SHORT PROBLEM: Rename "expand-arrow-icon" to "disclosure-arrow-icon" in the lines from the start of the records through the line with "208, 684, 318]". Write those lines out again with everything else unchanged.

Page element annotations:
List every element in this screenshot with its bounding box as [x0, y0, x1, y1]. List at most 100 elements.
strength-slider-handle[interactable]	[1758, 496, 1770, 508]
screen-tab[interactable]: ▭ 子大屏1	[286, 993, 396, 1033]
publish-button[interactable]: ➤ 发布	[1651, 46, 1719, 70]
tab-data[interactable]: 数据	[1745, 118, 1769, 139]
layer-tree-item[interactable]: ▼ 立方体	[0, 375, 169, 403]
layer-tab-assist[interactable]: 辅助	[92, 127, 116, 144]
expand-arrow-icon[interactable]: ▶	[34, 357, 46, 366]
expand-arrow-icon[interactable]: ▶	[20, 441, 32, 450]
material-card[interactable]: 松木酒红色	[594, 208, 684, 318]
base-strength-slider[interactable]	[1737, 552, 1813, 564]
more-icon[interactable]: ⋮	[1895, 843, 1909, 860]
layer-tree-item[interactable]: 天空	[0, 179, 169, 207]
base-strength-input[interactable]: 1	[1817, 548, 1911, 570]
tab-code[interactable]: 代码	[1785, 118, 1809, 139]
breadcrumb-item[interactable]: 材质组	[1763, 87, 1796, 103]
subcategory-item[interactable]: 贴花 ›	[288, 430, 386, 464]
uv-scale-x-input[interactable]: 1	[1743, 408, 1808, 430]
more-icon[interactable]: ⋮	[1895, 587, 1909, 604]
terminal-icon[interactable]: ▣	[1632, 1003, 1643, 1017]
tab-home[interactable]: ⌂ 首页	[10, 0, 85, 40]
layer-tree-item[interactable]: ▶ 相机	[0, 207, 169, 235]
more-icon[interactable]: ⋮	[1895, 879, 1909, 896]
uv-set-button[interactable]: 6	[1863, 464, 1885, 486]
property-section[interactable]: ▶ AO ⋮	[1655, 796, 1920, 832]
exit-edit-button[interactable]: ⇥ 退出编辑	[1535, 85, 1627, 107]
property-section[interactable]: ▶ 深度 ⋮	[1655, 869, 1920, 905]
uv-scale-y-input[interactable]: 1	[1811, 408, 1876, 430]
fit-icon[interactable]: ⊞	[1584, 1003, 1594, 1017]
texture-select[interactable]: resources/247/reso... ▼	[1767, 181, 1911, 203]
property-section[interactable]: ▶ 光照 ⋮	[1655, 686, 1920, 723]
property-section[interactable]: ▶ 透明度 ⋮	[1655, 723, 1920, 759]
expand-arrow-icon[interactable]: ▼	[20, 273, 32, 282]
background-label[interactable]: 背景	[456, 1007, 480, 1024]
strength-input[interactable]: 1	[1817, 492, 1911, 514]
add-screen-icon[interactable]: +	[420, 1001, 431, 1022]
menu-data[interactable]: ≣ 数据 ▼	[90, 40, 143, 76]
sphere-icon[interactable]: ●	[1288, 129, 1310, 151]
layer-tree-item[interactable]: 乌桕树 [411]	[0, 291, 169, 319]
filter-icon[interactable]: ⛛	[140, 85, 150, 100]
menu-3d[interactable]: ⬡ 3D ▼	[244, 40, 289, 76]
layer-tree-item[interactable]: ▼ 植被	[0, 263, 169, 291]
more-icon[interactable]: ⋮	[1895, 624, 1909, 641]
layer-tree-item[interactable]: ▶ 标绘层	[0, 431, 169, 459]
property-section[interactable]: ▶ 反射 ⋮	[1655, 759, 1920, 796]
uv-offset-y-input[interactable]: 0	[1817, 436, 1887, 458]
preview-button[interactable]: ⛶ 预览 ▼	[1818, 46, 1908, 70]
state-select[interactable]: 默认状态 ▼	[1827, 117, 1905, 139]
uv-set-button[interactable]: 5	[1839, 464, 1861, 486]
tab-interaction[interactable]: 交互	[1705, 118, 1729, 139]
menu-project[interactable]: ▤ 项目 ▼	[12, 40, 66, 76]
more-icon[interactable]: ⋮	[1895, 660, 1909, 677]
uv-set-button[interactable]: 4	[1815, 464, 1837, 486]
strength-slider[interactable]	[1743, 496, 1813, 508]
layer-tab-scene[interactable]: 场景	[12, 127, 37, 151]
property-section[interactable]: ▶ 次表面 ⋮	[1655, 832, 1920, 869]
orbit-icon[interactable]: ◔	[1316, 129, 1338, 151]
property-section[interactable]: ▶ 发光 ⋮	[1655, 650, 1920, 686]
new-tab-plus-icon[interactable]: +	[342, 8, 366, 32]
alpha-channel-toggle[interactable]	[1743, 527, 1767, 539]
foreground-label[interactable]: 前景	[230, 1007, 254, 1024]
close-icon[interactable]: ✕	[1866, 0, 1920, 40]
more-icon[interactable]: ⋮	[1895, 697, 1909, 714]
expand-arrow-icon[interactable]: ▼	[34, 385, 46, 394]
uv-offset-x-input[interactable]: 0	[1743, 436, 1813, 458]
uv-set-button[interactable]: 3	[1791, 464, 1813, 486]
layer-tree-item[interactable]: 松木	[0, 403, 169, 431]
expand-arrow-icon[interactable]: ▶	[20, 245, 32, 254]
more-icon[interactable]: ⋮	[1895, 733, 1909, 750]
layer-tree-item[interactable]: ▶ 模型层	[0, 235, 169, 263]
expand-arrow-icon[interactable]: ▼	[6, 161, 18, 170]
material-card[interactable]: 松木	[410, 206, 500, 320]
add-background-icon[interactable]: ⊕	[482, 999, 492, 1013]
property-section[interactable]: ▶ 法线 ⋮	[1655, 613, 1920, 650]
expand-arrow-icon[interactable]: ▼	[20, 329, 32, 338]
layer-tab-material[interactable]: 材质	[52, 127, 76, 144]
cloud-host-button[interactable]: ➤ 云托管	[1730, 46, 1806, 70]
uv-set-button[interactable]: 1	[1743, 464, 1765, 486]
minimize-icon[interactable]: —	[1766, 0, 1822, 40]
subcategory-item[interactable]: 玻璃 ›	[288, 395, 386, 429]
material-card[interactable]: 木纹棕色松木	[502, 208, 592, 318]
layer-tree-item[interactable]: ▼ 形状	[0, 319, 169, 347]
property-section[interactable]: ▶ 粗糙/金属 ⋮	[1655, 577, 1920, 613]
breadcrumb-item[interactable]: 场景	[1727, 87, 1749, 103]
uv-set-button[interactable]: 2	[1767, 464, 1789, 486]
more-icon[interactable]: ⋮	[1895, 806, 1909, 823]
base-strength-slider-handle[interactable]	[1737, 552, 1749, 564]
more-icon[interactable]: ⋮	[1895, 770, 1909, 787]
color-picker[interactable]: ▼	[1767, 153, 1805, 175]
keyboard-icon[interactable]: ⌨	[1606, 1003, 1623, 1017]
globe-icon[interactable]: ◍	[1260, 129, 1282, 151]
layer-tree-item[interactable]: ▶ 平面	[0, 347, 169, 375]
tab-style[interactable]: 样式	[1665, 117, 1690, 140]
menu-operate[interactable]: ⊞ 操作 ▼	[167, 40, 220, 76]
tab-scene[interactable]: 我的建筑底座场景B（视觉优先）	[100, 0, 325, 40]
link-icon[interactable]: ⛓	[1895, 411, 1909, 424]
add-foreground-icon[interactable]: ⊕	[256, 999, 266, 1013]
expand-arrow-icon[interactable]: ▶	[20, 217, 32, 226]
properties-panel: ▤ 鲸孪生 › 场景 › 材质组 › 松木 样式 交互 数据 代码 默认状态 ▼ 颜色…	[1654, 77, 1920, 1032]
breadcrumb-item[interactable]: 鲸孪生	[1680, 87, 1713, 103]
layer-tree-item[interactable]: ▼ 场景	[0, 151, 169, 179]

RESULT BELOW:
List every element in this screenshot with its bounding box as [x0, y0, x1, y1]. List at most 100 elements.
strength-slider-handle[interactable]	[1758, 496, 1770, 508]
screen-tab[interactable]: ▭ 子大屏1	[286, 993, 396, 1033]
publish-button[interactable]: ➤ 发布	[1651, 46, 1719, 70]
tab-data[interactable]: 数据	[1745, 118, 1769, 139]
layer-tree-item[interactable]: ▼ 立方体	[0, 375, 169, 403]
layer-tab-assist[interactable]: 辅助	[92, 127, 116, 144]
disclosure-arrow-icon[interactable]: ▶	[34, 357, 46, 366]
disclosure-arrow-icon[interactable]: ▶	[20, 441, 32, 450]
material-card[interactable]: 松木酒红色	[594, 208, 684, 318]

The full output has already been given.